■ **Exercise goal**: Look through the data for the string "this". Copy every line where it is found.

Items from a figure collection
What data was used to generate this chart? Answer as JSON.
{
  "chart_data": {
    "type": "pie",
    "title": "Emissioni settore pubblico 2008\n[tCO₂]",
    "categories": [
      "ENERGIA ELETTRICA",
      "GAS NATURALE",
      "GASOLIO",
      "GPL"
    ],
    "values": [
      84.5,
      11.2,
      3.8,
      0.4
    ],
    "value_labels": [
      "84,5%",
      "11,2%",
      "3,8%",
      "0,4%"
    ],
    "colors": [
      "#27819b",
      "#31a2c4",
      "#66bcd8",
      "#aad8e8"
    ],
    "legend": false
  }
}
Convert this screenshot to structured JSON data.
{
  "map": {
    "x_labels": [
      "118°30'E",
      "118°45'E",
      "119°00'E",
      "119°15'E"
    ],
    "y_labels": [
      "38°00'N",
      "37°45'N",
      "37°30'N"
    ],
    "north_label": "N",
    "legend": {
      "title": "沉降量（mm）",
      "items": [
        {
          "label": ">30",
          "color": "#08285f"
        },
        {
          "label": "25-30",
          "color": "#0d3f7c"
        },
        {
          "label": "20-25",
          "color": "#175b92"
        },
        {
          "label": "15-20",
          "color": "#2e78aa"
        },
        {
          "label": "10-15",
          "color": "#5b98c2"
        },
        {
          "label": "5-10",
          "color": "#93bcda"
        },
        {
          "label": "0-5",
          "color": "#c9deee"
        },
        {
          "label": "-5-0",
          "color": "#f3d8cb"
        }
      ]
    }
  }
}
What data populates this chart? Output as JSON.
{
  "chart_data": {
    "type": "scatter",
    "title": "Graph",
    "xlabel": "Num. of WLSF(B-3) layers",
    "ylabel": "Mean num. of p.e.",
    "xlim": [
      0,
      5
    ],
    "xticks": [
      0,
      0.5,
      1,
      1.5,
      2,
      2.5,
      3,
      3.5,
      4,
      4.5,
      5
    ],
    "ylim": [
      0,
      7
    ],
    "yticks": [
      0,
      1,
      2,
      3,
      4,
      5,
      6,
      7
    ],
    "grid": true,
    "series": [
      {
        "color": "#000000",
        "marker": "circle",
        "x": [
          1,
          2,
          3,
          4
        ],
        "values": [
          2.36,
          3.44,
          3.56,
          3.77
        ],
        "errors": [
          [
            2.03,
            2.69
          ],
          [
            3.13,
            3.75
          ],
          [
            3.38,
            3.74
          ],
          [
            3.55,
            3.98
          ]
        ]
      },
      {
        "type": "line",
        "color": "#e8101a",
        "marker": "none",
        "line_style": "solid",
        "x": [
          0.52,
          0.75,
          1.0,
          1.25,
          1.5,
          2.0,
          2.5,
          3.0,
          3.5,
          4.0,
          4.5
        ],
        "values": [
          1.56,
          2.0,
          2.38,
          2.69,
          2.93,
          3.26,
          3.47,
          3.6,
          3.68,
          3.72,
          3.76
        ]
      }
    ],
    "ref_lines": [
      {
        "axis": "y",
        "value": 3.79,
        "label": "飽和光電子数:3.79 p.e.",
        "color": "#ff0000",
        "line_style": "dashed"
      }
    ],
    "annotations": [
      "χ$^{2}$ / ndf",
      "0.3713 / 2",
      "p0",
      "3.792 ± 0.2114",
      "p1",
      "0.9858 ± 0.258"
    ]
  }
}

■ **Answer to the task**:
What data was used to generate this chart? Answer as JSON.
Convert this screenshot to structured JSON data.
What data populates this chart? Output as JSON.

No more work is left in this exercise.